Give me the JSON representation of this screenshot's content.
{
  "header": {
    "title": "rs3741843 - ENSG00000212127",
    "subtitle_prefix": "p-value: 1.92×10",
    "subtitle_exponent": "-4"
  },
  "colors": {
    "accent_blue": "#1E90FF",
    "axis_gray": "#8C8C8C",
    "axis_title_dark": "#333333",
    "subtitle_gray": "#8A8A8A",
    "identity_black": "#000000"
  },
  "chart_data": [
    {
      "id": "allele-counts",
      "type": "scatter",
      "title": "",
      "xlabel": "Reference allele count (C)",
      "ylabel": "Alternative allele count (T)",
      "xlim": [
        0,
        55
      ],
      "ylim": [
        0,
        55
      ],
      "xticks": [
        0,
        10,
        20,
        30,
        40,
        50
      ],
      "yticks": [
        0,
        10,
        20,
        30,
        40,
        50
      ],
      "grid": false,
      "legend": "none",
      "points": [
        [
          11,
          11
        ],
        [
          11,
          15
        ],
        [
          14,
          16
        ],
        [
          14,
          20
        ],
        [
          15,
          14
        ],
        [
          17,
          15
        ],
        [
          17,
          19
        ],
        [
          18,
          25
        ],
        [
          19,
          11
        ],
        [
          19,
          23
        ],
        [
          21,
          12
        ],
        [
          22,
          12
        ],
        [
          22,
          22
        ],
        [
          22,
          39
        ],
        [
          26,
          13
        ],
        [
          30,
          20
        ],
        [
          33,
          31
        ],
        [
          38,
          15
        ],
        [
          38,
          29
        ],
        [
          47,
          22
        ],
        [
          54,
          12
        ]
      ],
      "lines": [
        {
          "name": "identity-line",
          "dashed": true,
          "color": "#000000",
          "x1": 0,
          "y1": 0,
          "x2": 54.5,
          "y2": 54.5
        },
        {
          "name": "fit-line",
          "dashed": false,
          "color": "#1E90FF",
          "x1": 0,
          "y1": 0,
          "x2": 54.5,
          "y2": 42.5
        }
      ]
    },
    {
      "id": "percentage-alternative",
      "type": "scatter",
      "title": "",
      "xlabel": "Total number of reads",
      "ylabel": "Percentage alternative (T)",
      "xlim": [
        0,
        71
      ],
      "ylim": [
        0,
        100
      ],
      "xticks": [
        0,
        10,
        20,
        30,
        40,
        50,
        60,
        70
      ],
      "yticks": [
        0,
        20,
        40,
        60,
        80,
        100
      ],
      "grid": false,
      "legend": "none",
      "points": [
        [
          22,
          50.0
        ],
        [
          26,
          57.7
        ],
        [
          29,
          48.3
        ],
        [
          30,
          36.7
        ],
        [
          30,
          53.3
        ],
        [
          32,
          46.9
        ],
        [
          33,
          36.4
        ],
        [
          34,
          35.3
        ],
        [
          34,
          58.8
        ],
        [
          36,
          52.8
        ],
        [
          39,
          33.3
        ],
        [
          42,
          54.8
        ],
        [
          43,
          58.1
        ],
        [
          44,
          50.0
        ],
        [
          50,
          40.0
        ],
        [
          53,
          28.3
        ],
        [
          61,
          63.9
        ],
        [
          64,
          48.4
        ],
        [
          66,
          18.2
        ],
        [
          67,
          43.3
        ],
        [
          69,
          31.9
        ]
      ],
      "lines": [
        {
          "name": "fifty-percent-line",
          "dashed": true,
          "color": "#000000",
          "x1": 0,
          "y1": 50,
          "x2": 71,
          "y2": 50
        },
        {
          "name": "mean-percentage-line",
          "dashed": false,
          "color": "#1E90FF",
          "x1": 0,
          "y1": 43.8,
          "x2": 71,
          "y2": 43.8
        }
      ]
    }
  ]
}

**Given instruction**
From the listing above, extract all records word for word.

**Exercise answer**
Give me the JSON representation of this screenshot's content.
{
  "header": {
    "title": "rs3741843 - ENSG00000212127",
    "subtitle_prefix": "p-value: 1.92×10",
    "subtitle_exponent": "-4"
  },
  "colors": {
    "accent_blue": "#1E90FF",
    "axis_gray": "#8C8C8C",
    "axis_title_dark": "#333333",
    "subtitle_gray": "#8A8A8A",
    "identity_black": "#000000"
  },
  "chart_data": [
    {
      "id": "allele-counts",
      "type": "scatter",
      "title": "",
      "xlabel": "Reference allele count (C)",
      "ylabel": "Alternative allele count (T)",
      "xlim": [
        0,
        55
      ],
      "ylim": [
        0,
        55
      ],
      "xticks": [
        0,
        10,
        20,
        30,
        40,
        50
      ],
      "yticks": [
        0,
        10,
        20,
        30,
        40,
        50
      ],
      "grid": false,
      "legend": "none",
      "points": [
        [
          11,
          11
        ],
        [
          11,
          15
        ],
        [
          14,
          16
        ],
        [
          14,
          20
        ],
        [
          15,
          14
        ],
        [
          17,
          15
        ],
        [
          17,
          19
        ],
        [
          18,
          25
        ],
        [
          19,
          11
        ],
        [
          19,
          23
        ],
        [
          21,
          12
        ],
        [
          22,
          12
        ],
        [
          22,
          22
        ],
        [
          22,
          39
        ],
        [
          26,
          13
        ],
        [
          30,
          20
        ],
        [
          33,
          31
        ],
        [
          38,
          15
        ],
        [
          38,
          29
        ],
        [
          47,
          22
        ],
        [
          54,
          12
        ]
      ],
      "lines": [
        {
          "name": "identity-line",
          "dashed": true,
          "color": "#000000",
          "x1": 0,
          "y1": 0,
          "x2": 54.5,
          "y2": 54.5
        },
        {
          "name": "fit-line",
          "dashed": false,
          "color": "#1E90FF",
          "x1": 0,
          "y1": 0,
          "x2": 54.5,
          "y2": 42.5
        }
      ]
    },
    {
      "id": "percentage-alternative",
      "type": "scatter",
      "title": "",
      "xlabel": "Total number of reads",
      "ylabel": "Percentage alternative (T)",
      "xlim": [
        0,
        71
      ],
      "ylim": [
        0,
        100
      ],
      "xticks": [
        0,
        10,
        20,
        30,
        40,
        50,
        60,
        70
      ],
      "yticks": [
        0,
        20,
        40,
        60,
        80,
        100
      ],
      "grid": false,
      "legend": "none",
      "points": [
        [
          22,
          50.0
        ],
        [
          26,
          57.7
        ],
        [
          29,
          48.3
        ],
        [
          30,
          36.7
        ],
        [
          30,
          53.3
        ],
        [
          32,
          46.9
        ],
        [
          33,
          36.4
        ],
        [
          34,
          35.3
        ],
        [
          34,
          58.8
        ],
        [
          36,
          52.8
        ],
        [
          39,
          33.3
        ],
        [
          42,
          54.8
        ],
        [
          43,
          58.1
        ],
        [
          44,
          50.0
        ],
        [
          50,
          40.0
        ],
        [
          53,
          28.3
        ],
        [
          61,
          63.9
        ],
        [
          64,
          48.4
        ],
        [
          66,
          18.2
        ],
        [
          67,
          43.3
        ],
        [
          69,
          31.9
        ]
      ],
      "lines": [
        {
          "name": "fifty-percent-line",
          "dashed": true,
          "color": "#000000",
          "x1": 0,
          "y1": 50,
          "x2": 71,
          "y2": 50
        },
        {
          "name": "mean-percentage-line",
          "dashed": false,
          "color": "#1E90FF",
          "x1": 0,
          "y1": 43.8,
          "x2": 71,
          "y2": 43.8
        }
      ]
    }
  ]
}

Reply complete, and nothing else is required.